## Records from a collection
<<<<

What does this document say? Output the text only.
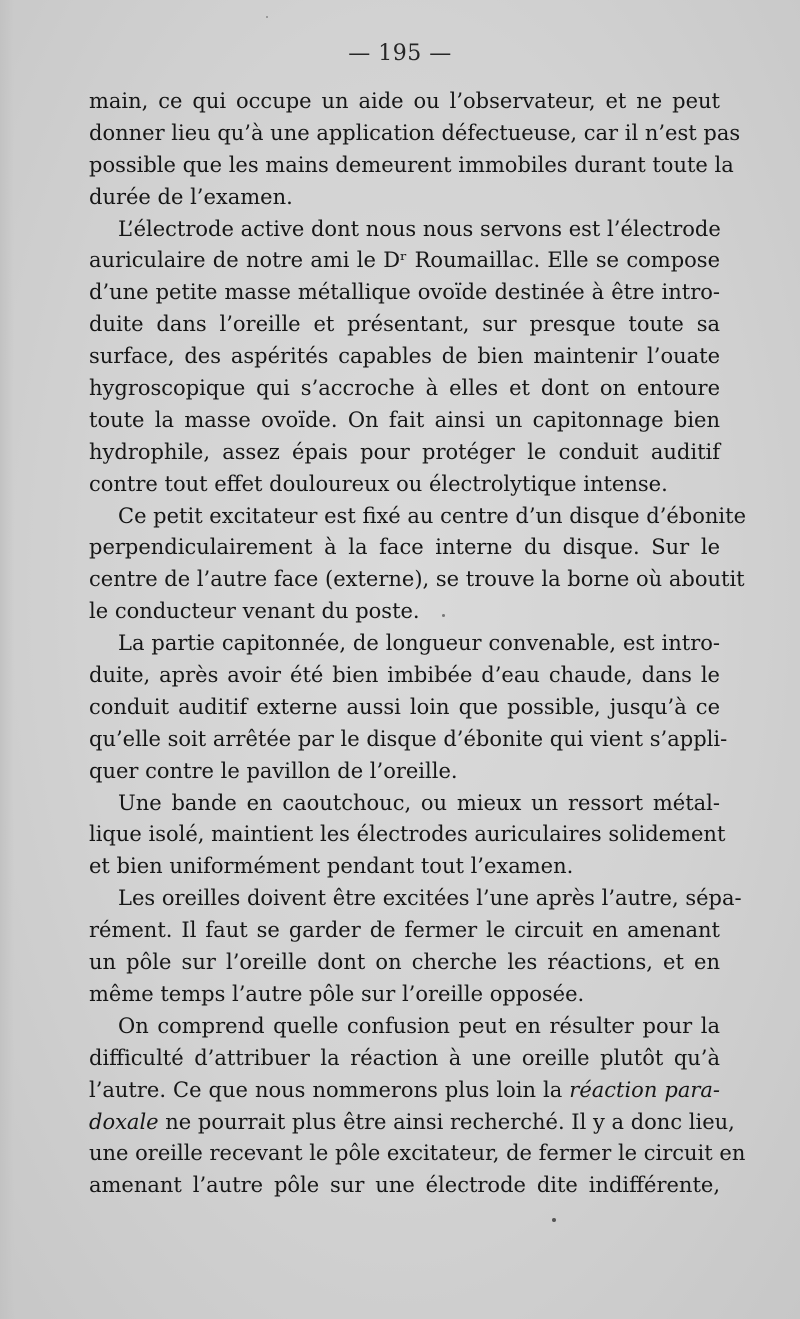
— 195 —
main, ce qui occupe un aide ou l’observateur, et ne peut
donner lieu qu’à une application défectueuse, car il n’est pas
possible que les mains demeurent immobiles durant toute la
durée de l’examen.
L’électrode active dont nous nous servons est l’électrode
auriculaire de notre ami le Dʳ Roumaillac. Elle se compose
d’une petite masse métallique ovoïde destinée à être intro-
duite dans l’oreille et présentant, sur presque toute sa
surface, des aspérités capables de bien maintenir l’ouate
hygroscopique qui s’accroche à elles et dont on entoure
toute la masse ovoïde. On fait ainsi un capitonnage bien
hydrophile, assez épais pour protéger le conduit auditif
contre tout effet douloureux ou électrolytique intense.
Ce petit excitateur est fixé au centre d’un disque d’ébonite
perpendiculairement à la face interne du disque. Sur le
centre de l’autre face (externe), se trouve la borne où aboutit
le conducteur venant du poste.
La partie capitonnée, de longueur convenable, est intro-
duite, après avoir été bien imbibée d’eau chaude, dans le
conduit auditif externe aussi loin que possible, jusqu’à ce
qu’elle soit arrêtée par le disque d’ébonite qui vient s’appli-
quer contre le pavillon de l’oreille.
Une bande en caoutchouc, ou mieux un ressort métal-
lique isolé, maintient les électrodes auriculaires solidement
et bien uniformément pendant tout l’examen.
Les oreilles doivent être excitées l’une après l’autre, sépa-
rément. Il faut se garder de fermer le circuit en amenant
un pôle sur l’oreille dont on cherche les réactions, et en
même temps l’autre pôle sur l’oreille opposée.
On comprend quelle confusion peut en résulter pour la
difficulté d’attribuer la réaction à une oreille plutôt qu’à
l’autre. Ce que nous nommerons plus loin la réaction para-
doxale ne pourrait plus être ainsi recherché. Il y a donc lieu,
une oreille recevant le pôle excitateur, de fermer le circuit en
amenant l’autre pôle sur une électrode dite indifférente,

>>>>

Count the lines above in which the word "loin" appears, then state only that count.

2